§ **Task prompt**
Check every line below for the word "Attach" and copy the ones that have it.

§ **Excerpted records**
--*--
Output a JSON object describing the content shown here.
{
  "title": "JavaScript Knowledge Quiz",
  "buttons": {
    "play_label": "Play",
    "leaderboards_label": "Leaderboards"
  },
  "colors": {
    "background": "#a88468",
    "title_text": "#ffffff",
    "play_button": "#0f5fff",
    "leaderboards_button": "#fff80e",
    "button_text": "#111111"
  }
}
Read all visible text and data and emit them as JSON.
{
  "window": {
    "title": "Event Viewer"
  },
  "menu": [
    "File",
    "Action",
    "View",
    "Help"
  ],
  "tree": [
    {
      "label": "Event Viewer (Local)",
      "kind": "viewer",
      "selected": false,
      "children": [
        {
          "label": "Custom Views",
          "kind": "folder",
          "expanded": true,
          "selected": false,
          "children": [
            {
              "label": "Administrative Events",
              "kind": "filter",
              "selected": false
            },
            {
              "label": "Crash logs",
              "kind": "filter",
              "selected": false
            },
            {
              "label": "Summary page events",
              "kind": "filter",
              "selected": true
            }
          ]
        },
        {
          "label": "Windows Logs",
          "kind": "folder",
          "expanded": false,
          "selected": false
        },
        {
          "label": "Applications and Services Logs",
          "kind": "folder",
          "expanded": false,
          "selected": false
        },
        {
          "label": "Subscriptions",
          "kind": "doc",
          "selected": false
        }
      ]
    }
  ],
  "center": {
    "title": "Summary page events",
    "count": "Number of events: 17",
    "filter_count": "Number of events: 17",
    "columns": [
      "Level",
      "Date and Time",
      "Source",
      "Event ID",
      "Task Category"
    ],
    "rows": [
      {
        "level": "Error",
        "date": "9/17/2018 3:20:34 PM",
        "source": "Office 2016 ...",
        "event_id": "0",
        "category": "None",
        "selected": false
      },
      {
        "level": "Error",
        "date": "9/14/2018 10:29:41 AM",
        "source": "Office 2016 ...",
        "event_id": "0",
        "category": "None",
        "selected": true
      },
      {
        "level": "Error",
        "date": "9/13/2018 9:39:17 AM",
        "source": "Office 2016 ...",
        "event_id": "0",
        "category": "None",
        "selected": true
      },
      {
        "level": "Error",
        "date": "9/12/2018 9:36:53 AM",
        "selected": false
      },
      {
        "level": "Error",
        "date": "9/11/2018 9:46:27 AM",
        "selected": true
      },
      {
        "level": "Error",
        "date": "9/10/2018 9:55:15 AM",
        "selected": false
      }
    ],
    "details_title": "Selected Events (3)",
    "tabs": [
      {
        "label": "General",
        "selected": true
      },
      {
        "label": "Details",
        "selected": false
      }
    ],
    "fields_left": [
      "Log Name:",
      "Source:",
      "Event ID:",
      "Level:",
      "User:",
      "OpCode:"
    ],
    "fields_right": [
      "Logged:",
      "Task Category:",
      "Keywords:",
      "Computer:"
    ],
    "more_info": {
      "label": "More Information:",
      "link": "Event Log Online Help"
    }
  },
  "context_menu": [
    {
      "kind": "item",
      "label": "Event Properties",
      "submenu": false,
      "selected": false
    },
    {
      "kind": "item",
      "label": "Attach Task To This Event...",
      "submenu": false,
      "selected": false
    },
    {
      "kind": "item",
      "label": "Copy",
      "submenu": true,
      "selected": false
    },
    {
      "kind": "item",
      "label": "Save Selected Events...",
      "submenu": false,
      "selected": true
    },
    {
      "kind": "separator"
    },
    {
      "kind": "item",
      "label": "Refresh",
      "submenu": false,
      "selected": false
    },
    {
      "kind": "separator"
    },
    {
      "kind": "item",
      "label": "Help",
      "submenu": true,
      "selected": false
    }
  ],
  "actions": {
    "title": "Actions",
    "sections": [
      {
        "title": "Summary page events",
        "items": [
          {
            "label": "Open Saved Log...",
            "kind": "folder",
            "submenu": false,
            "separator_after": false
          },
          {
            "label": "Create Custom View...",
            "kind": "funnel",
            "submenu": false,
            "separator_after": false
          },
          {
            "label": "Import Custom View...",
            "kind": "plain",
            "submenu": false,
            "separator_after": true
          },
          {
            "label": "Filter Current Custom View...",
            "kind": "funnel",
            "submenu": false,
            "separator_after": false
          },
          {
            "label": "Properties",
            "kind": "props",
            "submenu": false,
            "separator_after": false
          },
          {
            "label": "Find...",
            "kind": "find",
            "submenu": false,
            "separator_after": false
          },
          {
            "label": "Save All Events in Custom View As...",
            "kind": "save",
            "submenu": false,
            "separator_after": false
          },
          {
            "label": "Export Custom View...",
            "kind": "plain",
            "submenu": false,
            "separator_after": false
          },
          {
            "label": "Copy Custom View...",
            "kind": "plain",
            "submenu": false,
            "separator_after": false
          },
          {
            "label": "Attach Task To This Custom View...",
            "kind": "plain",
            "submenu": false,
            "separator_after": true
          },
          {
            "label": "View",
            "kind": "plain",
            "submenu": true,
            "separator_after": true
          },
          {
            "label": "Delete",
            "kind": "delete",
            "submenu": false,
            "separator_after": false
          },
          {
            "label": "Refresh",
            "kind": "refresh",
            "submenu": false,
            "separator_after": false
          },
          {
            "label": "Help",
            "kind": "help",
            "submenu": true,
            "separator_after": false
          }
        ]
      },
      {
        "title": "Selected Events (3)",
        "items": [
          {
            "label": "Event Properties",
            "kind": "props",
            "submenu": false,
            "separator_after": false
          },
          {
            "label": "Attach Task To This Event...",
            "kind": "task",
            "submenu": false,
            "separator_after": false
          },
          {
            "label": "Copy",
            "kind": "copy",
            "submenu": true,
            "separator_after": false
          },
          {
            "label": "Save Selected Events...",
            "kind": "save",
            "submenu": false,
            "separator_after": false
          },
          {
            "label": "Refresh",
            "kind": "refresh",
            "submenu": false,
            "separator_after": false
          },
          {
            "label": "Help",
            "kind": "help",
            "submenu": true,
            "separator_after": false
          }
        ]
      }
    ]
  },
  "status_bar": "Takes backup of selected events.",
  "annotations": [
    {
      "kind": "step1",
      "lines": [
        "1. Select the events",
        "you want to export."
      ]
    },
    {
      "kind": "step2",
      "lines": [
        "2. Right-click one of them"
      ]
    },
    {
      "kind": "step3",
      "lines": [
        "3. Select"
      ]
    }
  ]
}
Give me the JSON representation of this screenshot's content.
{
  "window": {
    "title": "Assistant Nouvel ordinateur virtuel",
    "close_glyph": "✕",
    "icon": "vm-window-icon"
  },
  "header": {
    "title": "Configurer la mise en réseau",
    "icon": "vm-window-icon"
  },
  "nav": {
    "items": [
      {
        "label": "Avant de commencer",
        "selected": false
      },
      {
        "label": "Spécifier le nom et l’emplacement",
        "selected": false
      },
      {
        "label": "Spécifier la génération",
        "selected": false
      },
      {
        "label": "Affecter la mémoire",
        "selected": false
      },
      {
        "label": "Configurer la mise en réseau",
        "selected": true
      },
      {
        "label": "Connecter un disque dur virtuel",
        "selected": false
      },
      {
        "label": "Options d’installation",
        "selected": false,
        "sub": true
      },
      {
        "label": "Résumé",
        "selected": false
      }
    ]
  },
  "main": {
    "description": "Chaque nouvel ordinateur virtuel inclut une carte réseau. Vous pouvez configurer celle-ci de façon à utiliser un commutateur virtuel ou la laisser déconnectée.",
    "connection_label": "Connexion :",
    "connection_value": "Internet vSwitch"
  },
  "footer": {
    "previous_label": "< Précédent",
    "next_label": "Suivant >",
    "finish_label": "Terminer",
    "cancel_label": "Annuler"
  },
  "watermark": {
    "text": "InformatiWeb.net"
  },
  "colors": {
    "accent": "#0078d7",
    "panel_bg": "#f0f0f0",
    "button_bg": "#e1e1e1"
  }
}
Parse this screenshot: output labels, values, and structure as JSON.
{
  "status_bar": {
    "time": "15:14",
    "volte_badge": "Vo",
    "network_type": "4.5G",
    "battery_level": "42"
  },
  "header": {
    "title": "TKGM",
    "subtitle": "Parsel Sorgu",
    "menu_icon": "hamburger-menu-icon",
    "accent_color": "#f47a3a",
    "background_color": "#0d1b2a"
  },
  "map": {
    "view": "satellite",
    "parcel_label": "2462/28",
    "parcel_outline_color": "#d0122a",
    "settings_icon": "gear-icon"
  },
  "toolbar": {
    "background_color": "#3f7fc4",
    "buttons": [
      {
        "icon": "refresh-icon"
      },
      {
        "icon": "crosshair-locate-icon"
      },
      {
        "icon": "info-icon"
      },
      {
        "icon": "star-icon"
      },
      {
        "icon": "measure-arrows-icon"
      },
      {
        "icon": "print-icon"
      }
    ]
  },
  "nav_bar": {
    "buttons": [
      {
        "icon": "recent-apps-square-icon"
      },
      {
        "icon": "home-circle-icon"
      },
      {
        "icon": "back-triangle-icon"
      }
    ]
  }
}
--*--
§ **Solution**
      "label": "Attach Task To This Event...",
            "label": "Attach Task To This Custom View...",
            "label": "Attach Task To This Event...",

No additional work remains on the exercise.